SET EXERCISE:
Reproduce every line in the listing that contains the word "Decode".
BEGIN EXERCISE INPUT
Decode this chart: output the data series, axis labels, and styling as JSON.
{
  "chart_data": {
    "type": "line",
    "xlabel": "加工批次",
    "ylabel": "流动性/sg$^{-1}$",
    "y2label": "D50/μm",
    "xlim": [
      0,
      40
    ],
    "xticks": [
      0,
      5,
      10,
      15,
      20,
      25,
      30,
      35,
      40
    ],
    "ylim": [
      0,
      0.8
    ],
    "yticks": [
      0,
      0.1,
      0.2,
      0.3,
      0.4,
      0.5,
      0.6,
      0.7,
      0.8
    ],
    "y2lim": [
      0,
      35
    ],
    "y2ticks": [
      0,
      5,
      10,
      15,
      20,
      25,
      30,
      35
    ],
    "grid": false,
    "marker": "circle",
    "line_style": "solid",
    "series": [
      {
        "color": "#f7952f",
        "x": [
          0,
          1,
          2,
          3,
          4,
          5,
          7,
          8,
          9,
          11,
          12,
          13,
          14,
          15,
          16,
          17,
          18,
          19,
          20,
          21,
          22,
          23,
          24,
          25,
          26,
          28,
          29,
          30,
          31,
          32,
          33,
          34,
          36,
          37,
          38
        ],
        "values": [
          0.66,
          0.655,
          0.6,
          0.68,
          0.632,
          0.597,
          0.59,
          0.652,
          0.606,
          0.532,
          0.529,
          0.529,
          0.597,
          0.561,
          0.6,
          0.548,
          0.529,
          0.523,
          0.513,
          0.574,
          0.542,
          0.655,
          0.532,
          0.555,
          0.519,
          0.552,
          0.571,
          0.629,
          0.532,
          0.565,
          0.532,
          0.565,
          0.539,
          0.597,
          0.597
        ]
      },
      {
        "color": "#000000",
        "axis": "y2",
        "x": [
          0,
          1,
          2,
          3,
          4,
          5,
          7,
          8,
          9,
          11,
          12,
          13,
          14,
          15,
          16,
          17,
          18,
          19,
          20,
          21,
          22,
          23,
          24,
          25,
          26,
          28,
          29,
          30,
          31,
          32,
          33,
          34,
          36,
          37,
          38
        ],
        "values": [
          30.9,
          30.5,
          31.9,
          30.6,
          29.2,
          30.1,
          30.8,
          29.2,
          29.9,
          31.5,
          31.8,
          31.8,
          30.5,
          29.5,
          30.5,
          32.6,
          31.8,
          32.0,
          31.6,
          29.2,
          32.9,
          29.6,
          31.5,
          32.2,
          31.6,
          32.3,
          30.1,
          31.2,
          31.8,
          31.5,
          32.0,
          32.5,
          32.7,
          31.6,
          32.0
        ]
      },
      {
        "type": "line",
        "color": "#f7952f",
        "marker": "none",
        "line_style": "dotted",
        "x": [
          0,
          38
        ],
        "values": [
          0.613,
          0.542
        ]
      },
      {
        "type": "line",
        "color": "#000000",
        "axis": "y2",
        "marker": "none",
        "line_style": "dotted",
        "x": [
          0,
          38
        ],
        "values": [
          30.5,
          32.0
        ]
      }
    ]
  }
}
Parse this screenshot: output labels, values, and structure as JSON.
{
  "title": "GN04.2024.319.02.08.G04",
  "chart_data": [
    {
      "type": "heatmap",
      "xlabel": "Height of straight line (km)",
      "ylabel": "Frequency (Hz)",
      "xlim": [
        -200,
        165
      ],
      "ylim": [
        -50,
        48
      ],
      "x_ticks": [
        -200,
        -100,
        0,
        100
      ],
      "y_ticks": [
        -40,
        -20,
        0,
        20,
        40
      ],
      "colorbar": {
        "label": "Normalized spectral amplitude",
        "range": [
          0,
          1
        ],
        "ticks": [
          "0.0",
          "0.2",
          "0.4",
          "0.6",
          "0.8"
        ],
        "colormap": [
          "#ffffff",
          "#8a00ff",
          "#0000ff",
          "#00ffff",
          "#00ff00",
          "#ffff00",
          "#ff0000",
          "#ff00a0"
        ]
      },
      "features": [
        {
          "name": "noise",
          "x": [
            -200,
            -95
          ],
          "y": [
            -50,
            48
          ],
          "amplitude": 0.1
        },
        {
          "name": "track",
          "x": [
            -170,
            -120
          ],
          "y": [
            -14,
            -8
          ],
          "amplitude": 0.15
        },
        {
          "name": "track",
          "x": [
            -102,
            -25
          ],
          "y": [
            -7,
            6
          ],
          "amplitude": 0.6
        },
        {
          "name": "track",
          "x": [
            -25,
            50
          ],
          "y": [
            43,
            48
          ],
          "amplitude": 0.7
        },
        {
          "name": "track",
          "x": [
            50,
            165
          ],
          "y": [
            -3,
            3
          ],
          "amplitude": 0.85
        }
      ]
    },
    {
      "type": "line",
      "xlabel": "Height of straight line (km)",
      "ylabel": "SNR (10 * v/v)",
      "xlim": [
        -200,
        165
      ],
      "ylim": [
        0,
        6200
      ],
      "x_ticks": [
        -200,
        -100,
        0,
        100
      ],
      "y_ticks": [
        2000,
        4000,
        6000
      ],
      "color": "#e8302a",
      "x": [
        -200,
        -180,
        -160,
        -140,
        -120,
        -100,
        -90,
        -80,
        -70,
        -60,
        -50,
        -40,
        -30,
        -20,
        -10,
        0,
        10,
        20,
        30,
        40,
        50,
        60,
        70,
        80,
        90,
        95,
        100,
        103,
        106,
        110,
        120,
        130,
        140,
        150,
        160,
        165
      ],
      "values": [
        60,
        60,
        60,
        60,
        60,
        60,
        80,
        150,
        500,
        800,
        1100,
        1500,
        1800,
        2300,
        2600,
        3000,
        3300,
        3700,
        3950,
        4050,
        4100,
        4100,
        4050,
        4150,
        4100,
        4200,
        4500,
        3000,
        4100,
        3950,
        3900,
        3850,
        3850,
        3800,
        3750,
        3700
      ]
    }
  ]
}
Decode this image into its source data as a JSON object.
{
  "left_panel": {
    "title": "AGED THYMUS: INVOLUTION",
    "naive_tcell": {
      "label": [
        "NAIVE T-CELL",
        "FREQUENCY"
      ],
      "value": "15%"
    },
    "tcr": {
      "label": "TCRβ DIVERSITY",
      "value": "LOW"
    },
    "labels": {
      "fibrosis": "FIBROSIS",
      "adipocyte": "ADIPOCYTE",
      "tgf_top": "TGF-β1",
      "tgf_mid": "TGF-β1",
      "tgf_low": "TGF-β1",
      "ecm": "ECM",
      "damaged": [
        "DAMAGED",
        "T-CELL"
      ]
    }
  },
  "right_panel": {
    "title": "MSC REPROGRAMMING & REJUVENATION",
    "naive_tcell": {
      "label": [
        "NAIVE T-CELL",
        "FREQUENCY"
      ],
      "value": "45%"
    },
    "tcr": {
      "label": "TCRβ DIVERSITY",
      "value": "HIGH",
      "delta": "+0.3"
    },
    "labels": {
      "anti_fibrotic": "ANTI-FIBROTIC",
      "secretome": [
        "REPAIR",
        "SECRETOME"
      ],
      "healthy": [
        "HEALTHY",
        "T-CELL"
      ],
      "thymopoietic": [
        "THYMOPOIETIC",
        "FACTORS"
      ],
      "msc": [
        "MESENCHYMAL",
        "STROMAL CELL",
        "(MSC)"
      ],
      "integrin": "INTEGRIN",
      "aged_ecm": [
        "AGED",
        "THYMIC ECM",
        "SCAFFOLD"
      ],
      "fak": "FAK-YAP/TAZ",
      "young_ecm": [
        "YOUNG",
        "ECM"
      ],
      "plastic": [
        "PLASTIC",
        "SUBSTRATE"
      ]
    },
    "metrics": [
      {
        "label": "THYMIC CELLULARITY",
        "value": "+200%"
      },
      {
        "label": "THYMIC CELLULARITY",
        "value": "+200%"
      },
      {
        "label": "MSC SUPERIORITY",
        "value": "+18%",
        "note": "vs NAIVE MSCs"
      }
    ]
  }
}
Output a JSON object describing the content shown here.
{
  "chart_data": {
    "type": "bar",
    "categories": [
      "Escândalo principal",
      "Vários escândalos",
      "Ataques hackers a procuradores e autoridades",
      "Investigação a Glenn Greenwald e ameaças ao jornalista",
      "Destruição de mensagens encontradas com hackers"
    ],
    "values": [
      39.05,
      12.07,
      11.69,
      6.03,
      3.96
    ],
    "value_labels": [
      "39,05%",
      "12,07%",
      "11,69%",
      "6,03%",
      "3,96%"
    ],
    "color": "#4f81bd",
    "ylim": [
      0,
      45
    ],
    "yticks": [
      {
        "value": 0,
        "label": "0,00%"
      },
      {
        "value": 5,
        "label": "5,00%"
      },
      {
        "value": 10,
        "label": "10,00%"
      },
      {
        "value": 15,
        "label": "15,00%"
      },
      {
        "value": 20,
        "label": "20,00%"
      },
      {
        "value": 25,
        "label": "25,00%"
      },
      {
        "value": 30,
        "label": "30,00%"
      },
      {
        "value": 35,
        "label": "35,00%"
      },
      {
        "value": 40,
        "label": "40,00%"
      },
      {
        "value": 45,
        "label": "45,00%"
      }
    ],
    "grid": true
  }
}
END EXERCISE INPUT
RIGHT ANSWER:
Decode this chart: output the data series, axis labels, and styling as JSON.
Decode this image into its source data as a JSON object.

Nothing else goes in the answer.